__INFORMATION SHOWN__:
┄┄┄┄┄┄┄┄┄┄

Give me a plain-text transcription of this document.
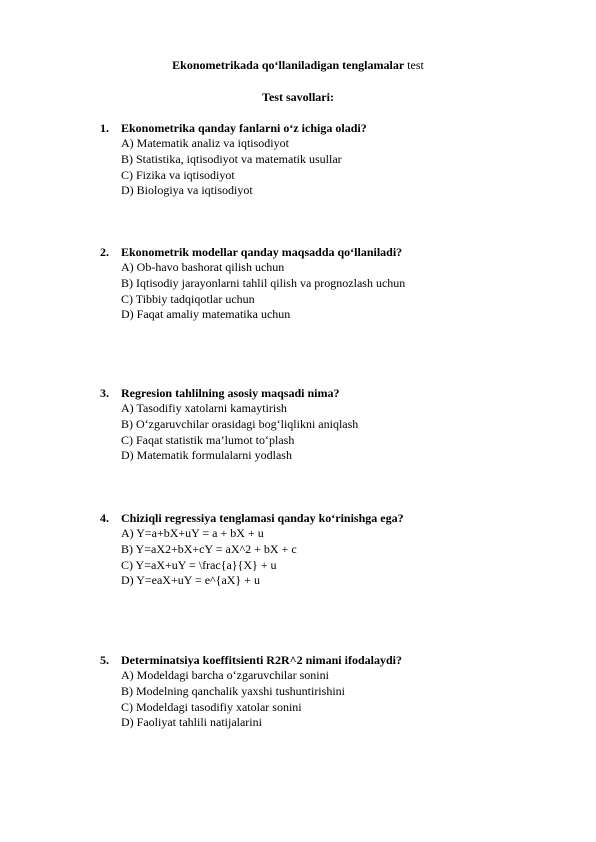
Ekonometrikada qo‘llaniladigan tenglamalar test
Test savollari:
1. Ekonometrika qanday fanlarni o‘z ichiga oladi?
A) Matematik analiz va iqtisodiyot
B) Statistika, iqtisodiyot va matematik usullar
C) Fizika va iqtisodiyot
D) Biologiya va iqtisodiyot
2. Ekonometrik modellar qanday maqsadda qo‘llaniladi?
A) Ob-havo bashorat qilish uchun
B) Iqtisodiy jarayonlarni tahlil qilish va prognozlash uchun
C) Tibbiy tadqiqotlar uchun
D) Faqat amaliy matematika uchun
3. Regresion tahlilning asosiy maqsadi nima?
A) Tasodifiy xatolarni kamaytirish
B) O‘zgaruvchilar orasidagi bog‘liqlikni aniqlash
C) Faqat statistik ma’lumot to‘plash
D) Matematik formulalarni yodlash
4. Chiziqli regressiya tenglamasi qanday ko‘rinishga ega?
A) Y=a+bX+uY = a + bX + u
B) Y=aX2+bX+cY = aX^2 + bX + c
C) Y=aX+uY = \frac{a}{X} + u
D) Y=eaX+uY = e^{aX} + u
5. Determinatsiya koeffitsienti R2R^2 nimani ifodalaydi?
A) Modeldagi barcha o‘zgaruvchilar sonini
B) Modelning qanchalik yaxshi tushuntirishini
C) Modeldagi tasodifiy xatolar sonini
D) Faoliyat tahlili natijalarini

┄┄┄┄┄┄┄┄┄┄

__WHAT IS ASKED__: Copy out every line in the entries above that holds "sonini".

__WORKED SOLUTION__:
A) Modeldagi barcha o‘zgaruvchilar sonini
C) Modeldagi tasodifiy xatolar sonini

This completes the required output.